_What is needed_: Pictures aside, quote the whole listing exactly.

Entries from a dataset
▽

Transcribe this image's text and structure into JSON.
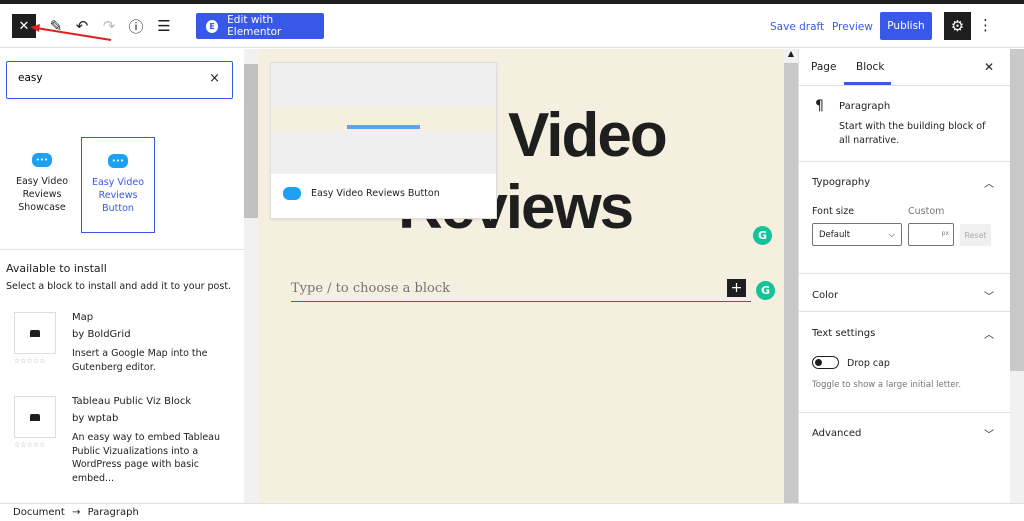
{
  "toolbar": {
    "close_icon": "close-icon",
    "edit_with_elementor": "Edit with Elementor",
    "save_draft": "Save draft",
    "preview": "Preview",
    "publish": "Publish",
    "accent": "#3858e9"
  },
  "inserter": {
    "search_value": "easy",
    "search_clear": "×",
    "results": [
      {
        "label": "Easy Video Reviews Showcase",
        "selected": false
      },
      {
        "label": "Easy Video Reviews Button",
        "selected": true
      }
    ],
    "available_title": "Available to install",
    "available_sub": "Select a block to install and add it to your post.",
    "plugins": [
      {
        "name": "Map",
        "author": "by BoldGrid",
        "description": "Insert a Google Map into the Gutenberg editor.",
        "rating": 0
      },
      {
        "name": "Tableau Public Viz Block",
        "author": "by wptab",
        "description": "An easy way to embed Tableau Public Vizualizations into a WordPress page with basic embed...",
        "rating": 0
      }
    ]
  },
  "canvas": {
    "heading_line1": "Video",
    "heading_line2": "Reviews",
    "paragraph_placeholder": "Type / to choose a block",
    "preview_label": "Easy Video Reviews Button"
  },
  "sidebar": {
    "tabs": [
      "Page",
      "Block"
    ],
    "active_tab": "Block",
    "block_name": "Paragraph",
    "block_desc": "Start with the building block of all narrative.",
    "typography": "Typography",
    "font_size_label": "Font size",
    "custom_label": "Custom",
    "font_size_value": "Default",
    "custom_unit": "px",
    "reset": "Reset",
    "color": "Color",
    "text_settings": "Text settings",
    "drop_cap": "Drop cap",
    "drop_cap_on": false,
    "drop_cap_help": "Toggle to show a large initial letter.",
    "advanced": "Advanced"
  },
  "footer": {
    "crumb1": "Document",
    "sep": "→",
    "crumb2": "Paragraph"
  }
}
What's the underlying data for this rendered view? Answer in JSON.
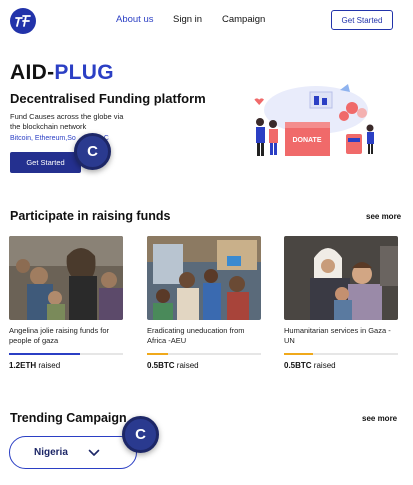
{
  "header": {
    "logo_icon": "aid-plug-logo-icon",
    "nav": {
      "about": "About us",
      "signin": "Sign in",
      "campaign": "Campaign"
    },
    "get_started": "Get Started"
  },
  "hero": {
    "brand_part1": "AID-",
    "brand_part2": "PLUG",
    "tagline": "Decentralised Funding platform",
    "description": "Fund Causes across the globe via the blockchain network",
    "chains": "Bitcoin, Ethereum,So",
    "chains_suffix": "C",
    "button": "Get Started",
    "illustration_label": "DONATE"
  },
  "cursor": {
    "letter": "C"
  },
  "raising": {
    "title": "Participate in raising funds",
    "see_more": "see more",
    "raised_word": "raised",
    "cards": [
      {
        "caption": "Angelina jolie raising funds for people of gaza",
        "amount": "1.2ETH",
        "progress": 0.62,
        "color": "#2b3fc4"
      },
      {
        "caption": "Eradicating uneducation from Africa -AEU",
        "amount": "0.5BTC",
        "progress": 0.18,
        "color": "#f0a91b"
      },
      {
        "caption": "Humanitarian services in Gaza -UN",
        "amount": "0.5BTC",
        "progress": 0.25,
        "color": "#f0a91b"
      }
    ]
  },
  "trending": {
    "title": "Trending Campaign",
    "see_more": "see more",
    "dropdown_value": "Nigeria"
  },
  "colors": {
    "primary": "#2233aa",
    "link": "#2b3fc4",
    "accent": "#f0a91b"
  }
}
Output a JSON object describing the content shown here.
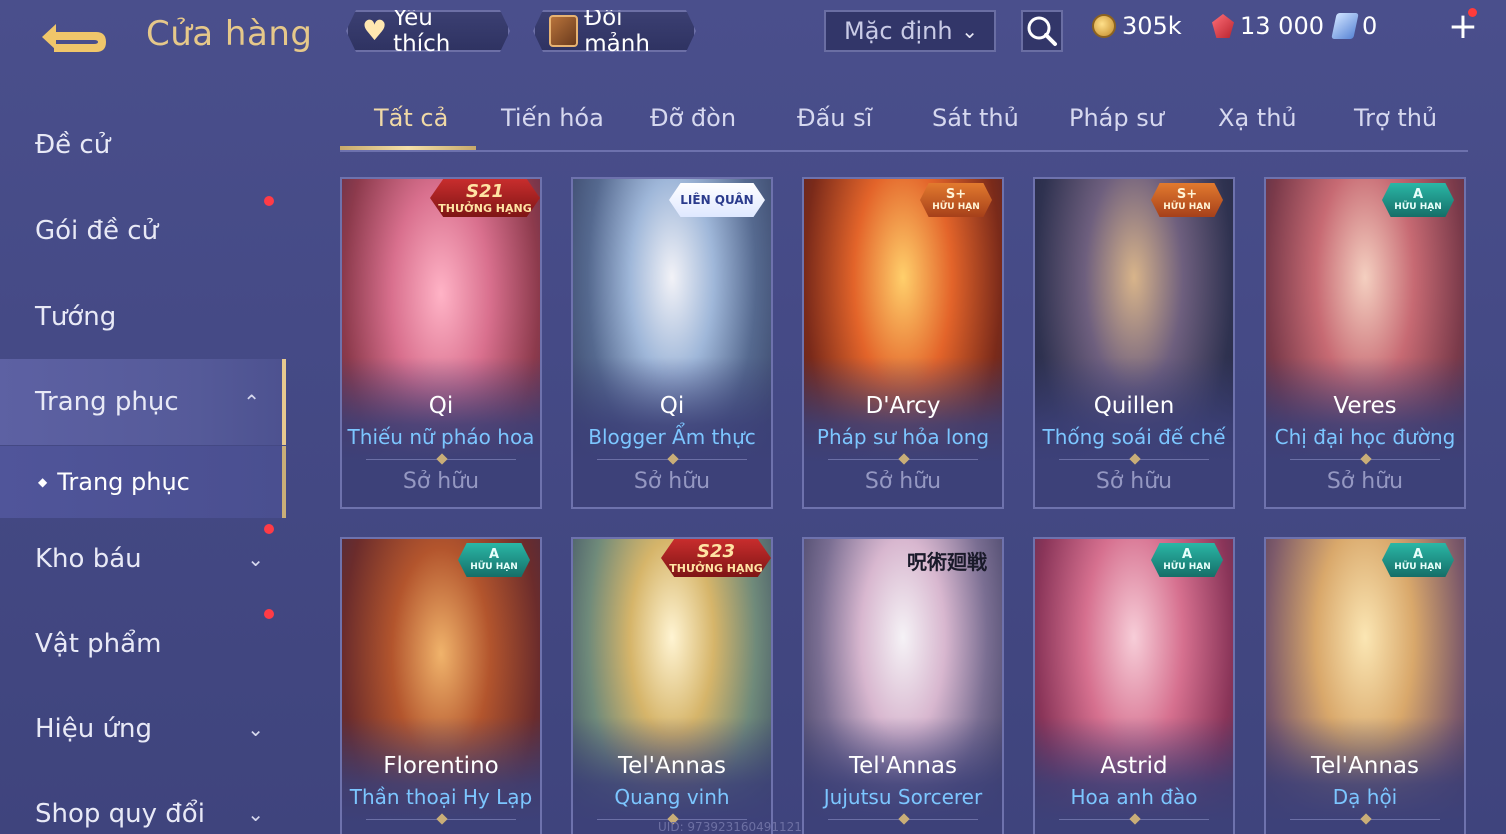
{
  "header": {
    "title": "Cửa hàng",
    "favorites_label": "Yêu thích",
    "shard_exchange_label": "Đổi mảnh",
    "sort_value": "Mặc định",
    "currencies": {
      "gold": "305k",
      "ruby": "13 000",
      "voucher": "0"
    }
  },
  "sidebar": {
    "items": [
      {
        "label": "Đề cử"
      },
      {
        "label": "Gói đề cử"
      },
      {
        "label": "Tướng"
      },
      {
        "label": "Trang phục"
      },
      {
        "label": "Kho báu"
      },
      {
        "label": "Vật phẩm"
      },
      {
        "label": "Hiệu ứng"
      },
      {
        "label": "Shop quy đổi"
      }
    ],
    "sub_item": "Trang phục"
  },
  "tabs": [
    "Tất cả",
    "Tiến hóa",
    "Đỡ đòn",
    "Đấu sĩ",
    "Sát thủ",
    "Pháp sư",
    "Xạ thủ",
    "Trợ thủ"
  ],
  "cards": [
    {
      "hero": "Qi",
      "skin": "Thiếu nữ pháo hoa",
      "status": "Sở hữu",
      "badge_line1": "S21",
      "badge_line2": "THƯỞNG HẠNG"
    },
    {
      "hero": "Qi",
      "skin": "Blogger Ẩm thực",
      "status": "Sở hữu",
      "badge_line1": "LIÊN QUÂN",
      "badge_line2": ""
    },
    {
      "hero": "D'Arcy",
      "skin": "Pháp sư hỏa long",
      "status": "Sở hữu",
      "badge_line1": "S+",
      "badge_line2": "HỮU HẠN"
    },
    {
      "hero": "Quillen",
      "skin": "Thống soái đế chế",
      "status": "Sở hữu",
      "badge_line1": "S+",
      "badge_line2": "HỮU HẠN"
    },
    {
      "hero": "Veres",
      "skin": "Chị đại học đường",
      "status": "Sở hữu",
      "badge_line1": "A",
      "badge_line2": "HỮU HẠN"
    },
    {
      "hero": "Florentino",
      "skin": "Thần thoại Hy Lạp",
      "status": "",
      "badge_line1": "A",
      "badge_line2": "HỮU HẠN"
    },
    {
      "hero": "Tel'Annas",
      "skin": "Quang vinh",
      "status": "",
      "badge_line1": "S23",
      "badge_line2": "THƯỞNG HẠNG"
    },
    {
      "hero": "Tel'Annas",
      "skin": "Jujutsu Sorcerer",
      "status": "",
      "badge_line1": "呪術廻戦",
      "badge_line2": ""
    },
    {
      "hero": "Astrid",
      "skin": "Hoa anh đào",
      "status": "",
      "badge_line1": "A",
      "badge_line2": "HỮU HẠN"
    },
    {
      "hero": "Tel'Annas",
      "skin": "Dạ hội",
      "status": "",
      "badge_line1": "A",
      "badge_line2": "HỮU HẠN"
    }
  ],
  "footer_id": "UID: 973923160491121",
  "colors": {
    "accent": "#e6c88a",
    "skin_name": "#7cc6ff",
    "background": "#454a86"
  },
  "icons": [
    "back-arrow-icon",
    "heart-icon",
    "shard-icon",
    "chevron-down-icon",
    "search-icon",
    "gold-coin-icon",
    "ruby-icon",
    "voucher-icon",
    "plus-icon"
  ]
}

△

_Reply to the exercise_:
Transcribe this image's text and structure into JSON.
{
  "toolbar": {
    "close_icon": "close-icon",
    "edit_with_elementor": "Edit with Elementor",
    "save_draft": "Save draft",
    "preview": "Preview",
    "publish": "Publish",
    "accent": "#3858e9"
  },
  "inserter": {
    "search_value": "easy",
    "search_clear": "×",
    "results": [
      {
        "label": "Easy Video Reviews Showcase",
        "selected": false
      },
      {
        "label": "Easy Video Reviews Button",
        "selected": true
      }
    ],
    "available_title": "Available to install",
    "available_sub": "Select a block to install and add it to your post.",
    "plugins": [
      {
        "name": "Map",
        "author": "by BoldGrid",
        "description": "Insert a Google Map into the Gutenberg editor.",
        "rating": 0
      },
      {
        "name": "Tableau Public Viz Block",
        "author": "by wptab",
        "description": "An easy way to embed Tableau Public Vizualizations into a WordPress page with basic embed...",
        "rating": 0
      }
    ]
  },
  "canvas": {
    "heading_line1": "Video",
    "heading_line2": "Reviews",
    "paragraph_placeholder": "Type / to choose a block",
    "preview_label": "Easy Video Reviews Button"
  },
  "sidebar": {
    "tabs": [
      "Page",
      "Block"
    ],
    "active_tab": "Block",
    "block_name": "Paragraph",
    "block_desc": "Start with the building block of all narrative.",
    "typography": "Typography",
    "font_size_label": "Font size",
    "custom_label": "Custom",
    "font_size_value": "Default",
    "custom_unit": "px",
    "reset": "Reset",
    "color": "Color",
    "text_settings": "Text settings",
    "drop_cap": "Drop cap",
    "drop_cap_on": false,
    "drop_cap_help": "Toggle to show a large initial letter.",
    "advanced": "Advanced"
  },
  "footer": {
    "crumb1": "Document",
    "sep": "→",
    "crumb2": "Paragraph"
  }
}
What's the underlying data for this rendered view? Answer in JSON.
{
  "header": {
    "logo_icon": "aid-plug-logo-icon",
    "nav": {
      "about": "About us",
      "signin": "Sign in",
      "campaign": "Campaign"
    },
    "get_started": "Get Started"
  },
  "hero": {
    "brand_part1": "AID-",
    "brand_part2": "PLUG",
    "tagline": "Decentralised Funding platform",
    "description": "Fund Causes across the globe via the blockchain network",
    "chains": "Bitcoin, Ethereum,So",
    "chains_suffix": "C",
    "button": "Get Started",
    "illustration_label": "DONATE"
  },
  "cursor": {
    "letter": "C"
  },
  "raising": {
    "title": "Participate in raising funds",
    "see_more": "see more",
    "raised_word": "raised",
    "cards": [
      {
        "caption": "Angelina jolie raising funds for people of gaza",
        "amount": "1.2ETH",
        "progress": 0.62,
        "color": "#2b3fc4"
      },
      {
        "caption": "Eradicating uneducation from Africa -AEU",
        "amount": "0.5BTC",
        "progress": 0.18,
        "color": "#f0a91b"
      },
      {
        "caption": "Humanitarian services in Gaza -UN",
        "amount": "0.5BTC",
        "progress": 0.25,
        "color": "#f0a91b"
      }
    ]
  },
  "trending": {
    "title": "Trending Campaign",
    "see_more": "see more",
    "dropdown_value": "Nigeria"
  },
  "colors": {
    "primary": "#2233aa",
    "link": "#2b3fc4",
    "accent": "#f0a91b"
  }
}
Output a JSON object describing the content shown here.
{
  "header": {
    "title": "Cửa hàng",
    "favorites_label": "Yêu thích",
    "shard_exchange_label": "Đổi mảnh",
    "sort_value": "Mặc định",
    "currencies": {
      "gold": "305k",
      "ruby": "13 000",
      "voucher": "0"
    }
  },
  "sidebar": {
    "items": [
      {
        "label": "Đề cử"
      },
      {
        "label": "Gói đề cử"
      },
      {
        "label": "Tướng"
      },
      {
        "label": "Trang phục"
      },
      {
        "label": "Kho báu"
      },
      {
        "label": "Vật phẩm"
      },
      {
        "label": "Hiệu ứng"
      },
      {
        "label": "Shop quy đổi"
      }
    ],
    "sub_item": "Trang phục"
  },
  "tabs": [
    "Tất cả",
    "Tiến hóa",
    "Đỡ đòn",
    "Đấu sĩ",
    "Sát thủ",
    "Pháp sư",
    "Xạ thủ",
    "Trợ thủ"
  ],
  "cards": [
    {
      "hero": "Qi",
      "skin": "Thiếu nữ pháo hoa",
      "status": "Sở hữu",
      "badge_line1": "S21",
      "badge_line2": "THƯỞNG HẠNG"
    },
    {
      "hero": "Qi",
      "skin": "Blogger Ẩm thực",
      "status": "Sở hữu",
      "badge_line1": "LIÊN QUÂN",
      "badge_line2": ""
    },
    {
      "hero": "D'Arcy",
      "skin": "Pháp sư hỏa long",
      "status": "Sở hữu",
      "badge_line1": "S+",
      "badge_line2": "HỮU HẠN"
    },
    {
      "hero": "Quillen",
      "skin": "Thống soái đế chế",
      "status": "Sở hữu",
      "badge_line1": "S+",
      "badge_line2": "HỮU HẠN"
    },
    {
      "hero": "Veres",
      "skin": "Chị đại học đường",
      "status": "Sở hữu",
      "badge_line1": "A",
      "badge_line2": "HỮU HẠN"
    },
    {
      "hero": "Florentino",
      "skin": "Thần thoại Hy Lạp",
      "status": "",
      "badge_line1": "A",
      "badge_line2": "HỮU HẠN"
    },
    {
      "hero": "Tel'Annas",
      "skin": "Quang vinh",
      "status": "",
      "badge_line1": "S23",
      "badge_line2": "THƯỞNG HẠNG"
    },
    {
      "hero": "Tel'Annas",
      "skin": "Jujutsu Sorcerer",
      "status": "",
      "badge_line1": "呪術廻戦",
      "badge_line2": ""
    },
    {
      "hero": "Astrid",
      "skin": "Hoa anh đào",
      "status": "",
      "badge_line1": "A",
      "badge_line2": "HỮU HẠN"
    },
    {
      "hero": "Tel'Annas",
      "skin": "Dạ hội",
      "status": "",
      "badge_line1": "A",
      "badge_line2": "HỮU HẠN"
    }
  ],
  "footer_id": "UID: 973923160491121",
  "colors": {
    "accent": "#e6c88a",
    "skin_name": "#7cc6ff",
    "background": "#454a86"
  },
  "icons": [
    "back-arrow-icon",
    "heart-icon",
    "shard-icon",
    "chevron-down-icon",
    "search-icon",
    "gold-coin-icon",
    "ruby-icon",
    "voucher-icon",
    "plus-icon"
  ]
}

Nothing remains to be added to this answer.